━━ Exercise inputs

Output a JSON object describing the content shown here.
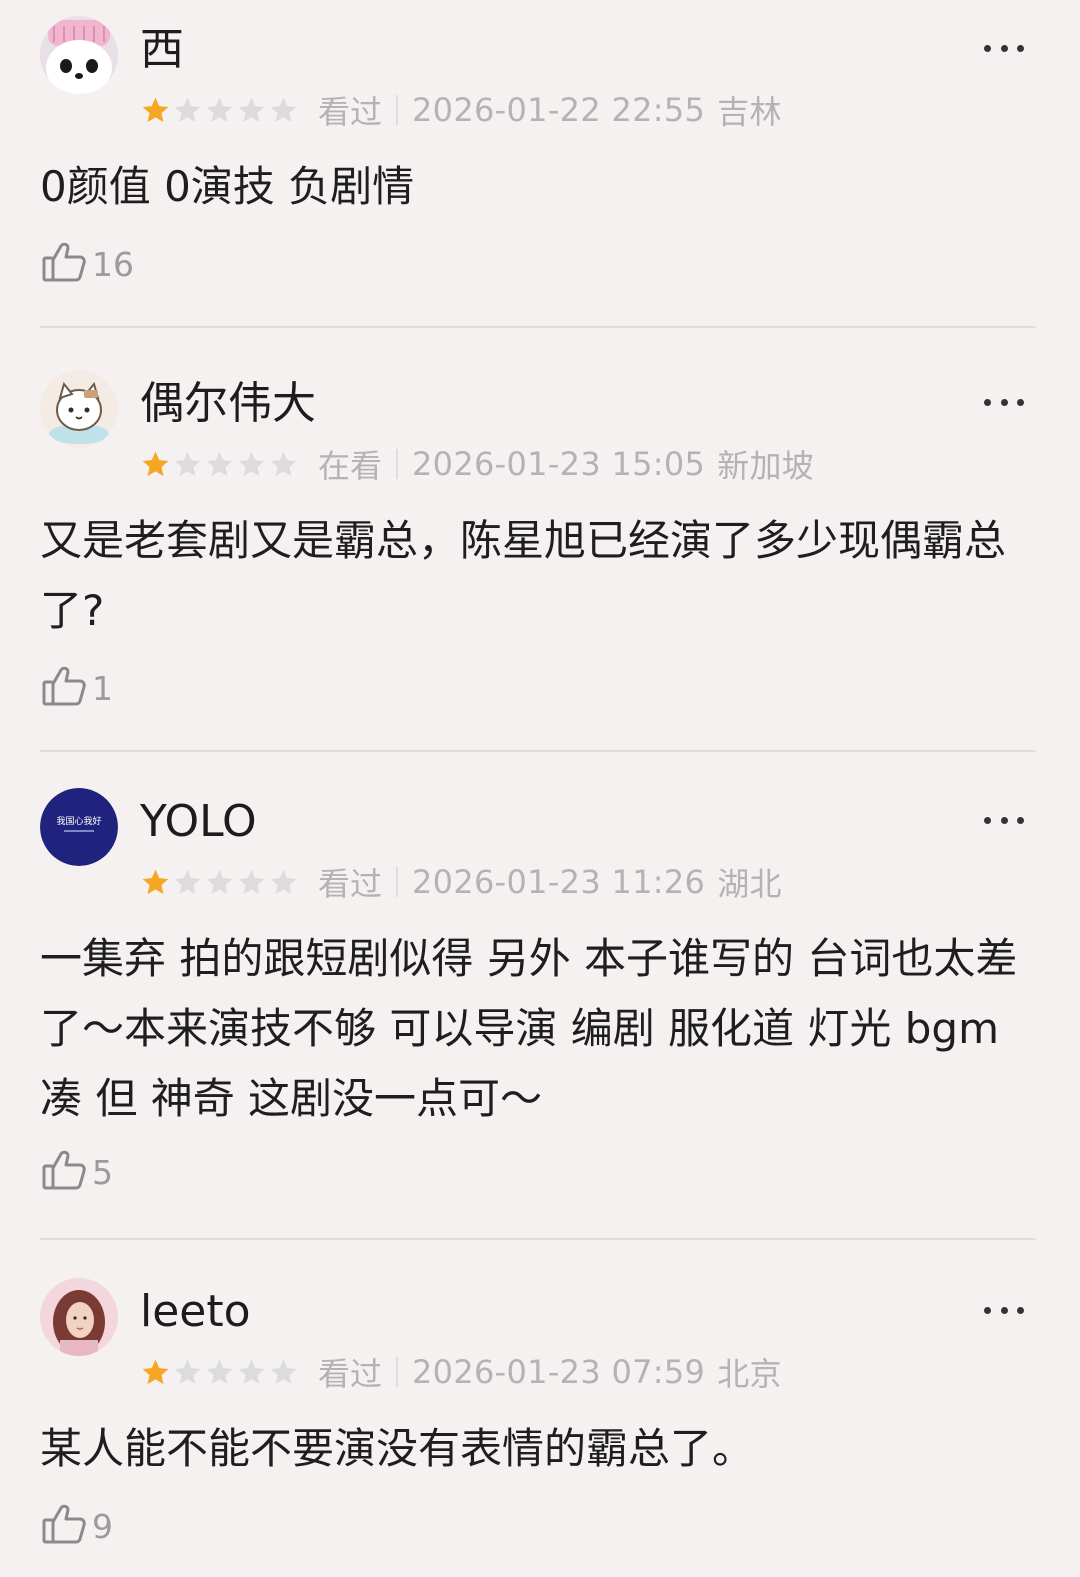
{
  "reviews": [
    {
      "username": "西",
      "avatar": "panda-avatar",
      "rating": 1,
      "status": "看过",
      "time": "2026-01-22 22:55",
      "location": "吉林",
      "text": "0颜值 0演技 负剧情",
      "likes": "16"
    },
    {
      "username": "偶尔伟大",
      "avatar": "cat-avatar",
      "rating": 1,
      "status": "在看",
      "time": "2026-01-23 15:05",
      "location": "新加坡",
      "text": "又是老套剧又是霸总，陈星旭已经演了多少现偶霸总了?",
      "likes": "1"
    },
    {
      "username": "YOLO",
      "avatar": "blue-badge-avatar",
      "rating": 1,
      "status": "看过",
      "time": "2026-01-23 11:26",
      "location": "湖北",
      "text": "一集弃 拍的跟短剧似得 另外 本子谁写的 台词也太差了～本来演技不够 可以导演 编剧 服化道 灯光 bgm凑 但 神奇 这剧没一点可～",
      "likes": "5"
    },
    {
      "username": "leeto",
      "avatar": "portrait-avatar",
      "rating": 1,
      "status": "看过",
      "time": "2026-01-23 07:59",
      "location": "北京",
      "text": "某人能不能不要演没有表情的霸总了。",
      "likes": "9"
    }
  ],
  "colors": {
    "background": "#f6f1f1",
    "star_filled": "#f5a623",
    "star_empty": "#dcdcdc",
    "meta_text": "#b3b3b3",
    "like_icon": "#8a8a8a"
  },
  "icons": {
    "more": "more-dots-icon",
    "like": "thumbs-up-icon",
    "star": "star-icon"
  },
  "avatar_badge_text": "我国心我好"
}
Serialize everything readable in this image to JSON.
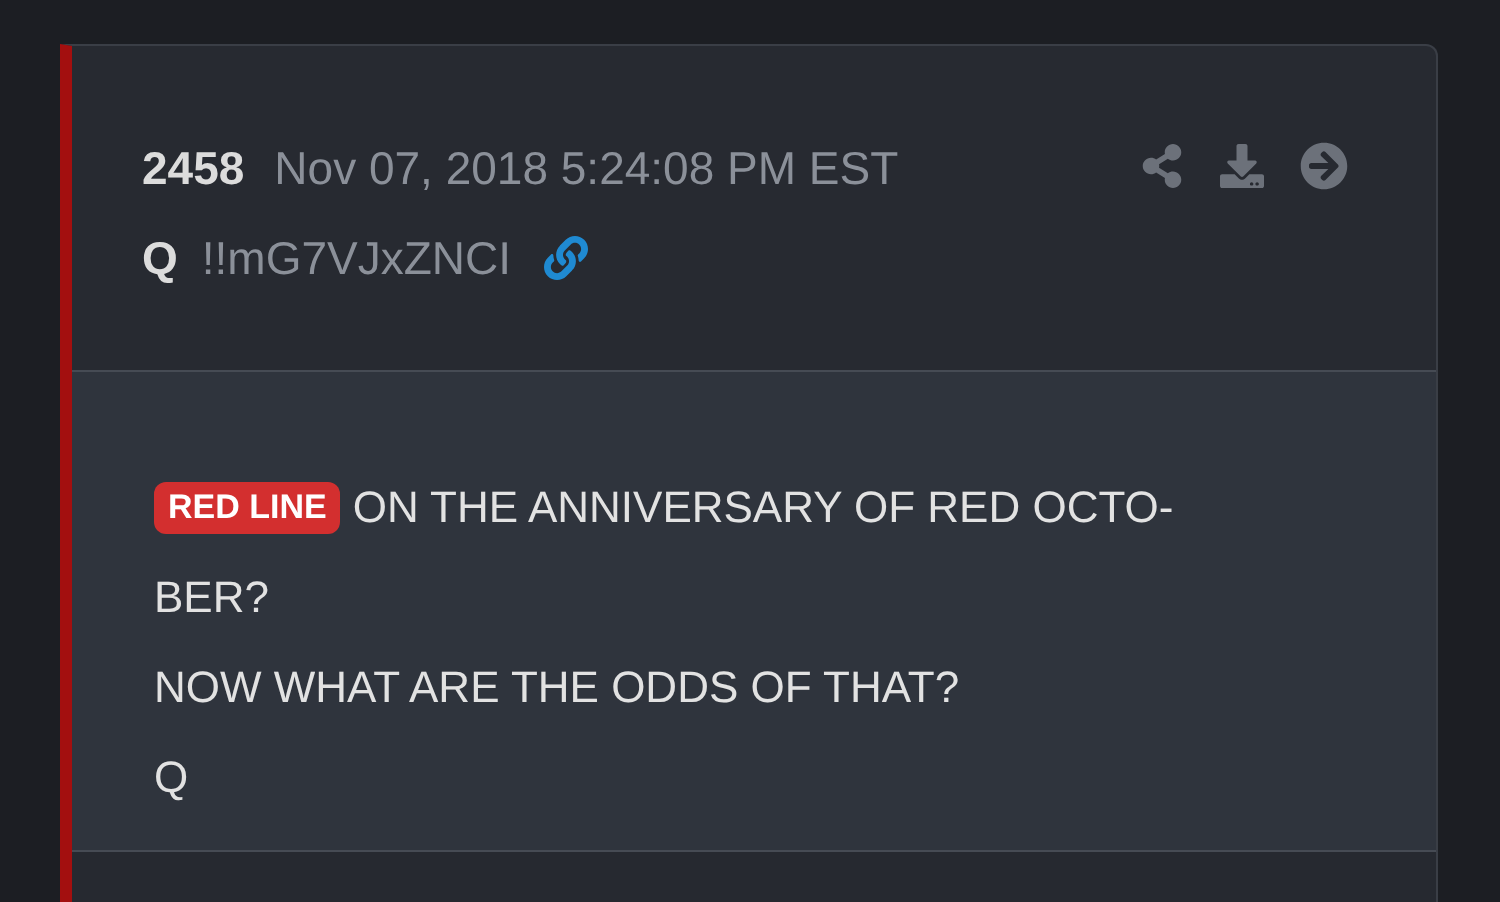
{
  "post": {
    "number": "2458",
    "date": "Nov 07, 2018 5:24:08 PM EST",
    "author": "Q",
    "tripcode": "!!mG7VJxZNCI",
    "tag": {
      "label": "RED LINE",
      "color": "#d32f2f"
    },
    "lines": [
      "ON THE ANNIVERSARY OF RED OCTO-",
      "BER?",
      "NOW WHAT ARE THE ODDS OF THAT?",
      "Q"
    ]
  }
}
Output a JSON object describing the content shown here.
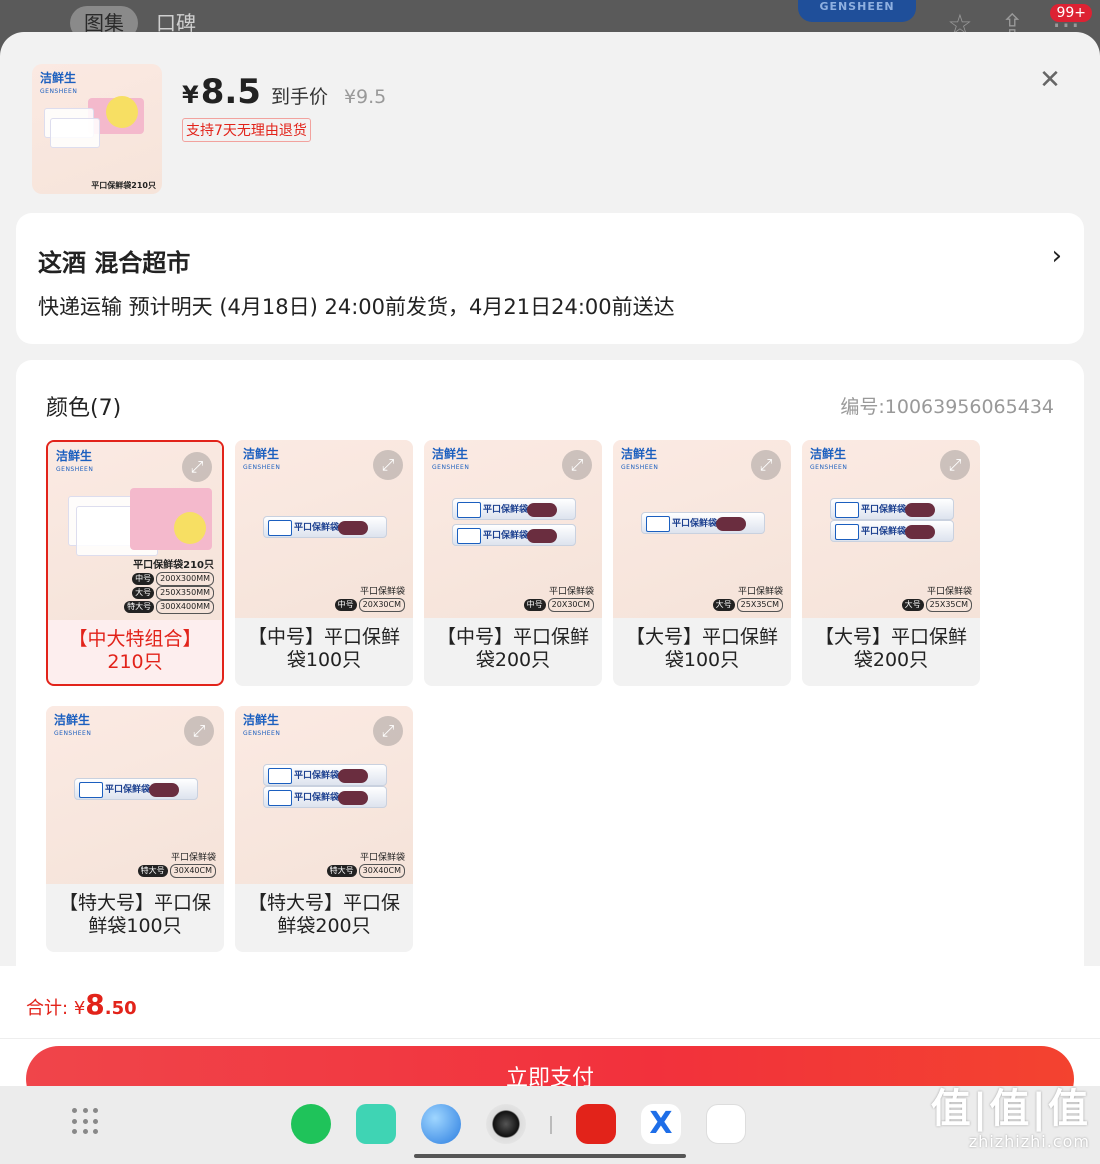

━━━━

_What you have to do_:
Print the entries above exactly, taking out only the pictures.

_Complete output_:
Output a JSON object describing the content shown here.
{
  "reviews": [
    {
      "username": "西",
      "avatar": "panda-avatar",
      "rating": 1,
      "status": "看过",
      "time": "2026-01-22 22:55",
      "location": "吉林",
      "text": "0颜值 0演技 负剧情",
      "likes": "16"
    },
    {
      "username": "偶尔伟大",
      "avatar": "cat-avatar",
      "rating": 1,
      "status": "在看",
      "time": "2026-01-23 15:05",
      "location": "新加坡",
      "text": "又是老套剧又是霸总，陈星旭已经演了多少现偶霸总了?",
      "likes": "1"
    },
    {
      "username": "YOLO",
      "avatar": "blue-badge-avatar",
      "rating": 1,
      "status": "看过",
      "time": "2026-01-23 11:26",
      "location": "湖北",
      "text": "一集弃 拍的跟短剧似得 另外 本子谁写的 台词也太差了～本来演技不够 可以导演 编剧 服化道 灯光 bgm凑 但 神奇 这剧没一点可～",
      "likes": "5"
    },
    {
      "username": "leeto",
      "avatar": "portrait-avatar",
      "rating": 1,
      "status": "看过",
      "time": "2026-01-23 07:59",
      "location": "北京",
      "text": "某人能不能不要演没有表情的霸总了。",
      "likes": "9"
    }
  ],
  "colors": {
    "background": "#f6f1f1",
    "star_filled": "#f5a623",
    "star_empty": "#dcdcdc",
    "meta_text": "#b3b3b3",
    "like_icon": "#8a8a8a"
  },
  "icons": {
    "more": "more-dots-icon",
    "like": "thumbs-up-icon",
    "star": "star-icon"
  },
  "avatar_badge_text": "我国心我好"
}
Serialize everything readable in this image to JSON.
{
  "post": {
    "number": "2458",
    "date": "Nov 07, 2018 5:24:08 PM EST",
    "author": "Q",
    "tripcode": "!!mG7VJxZNCI",
    "tag": {
      "label": "RED LINE",
      "color": "#d32f2f"
    },
    "lines": [
      "ON THE ANNIVERSARY OF RED OCTO-",
      "BER?",
      "NOW WHAT ARE THE ODDS OF THAT?",
      "Q"
    ]
  }
}
Output a JSON object describing the content shown here.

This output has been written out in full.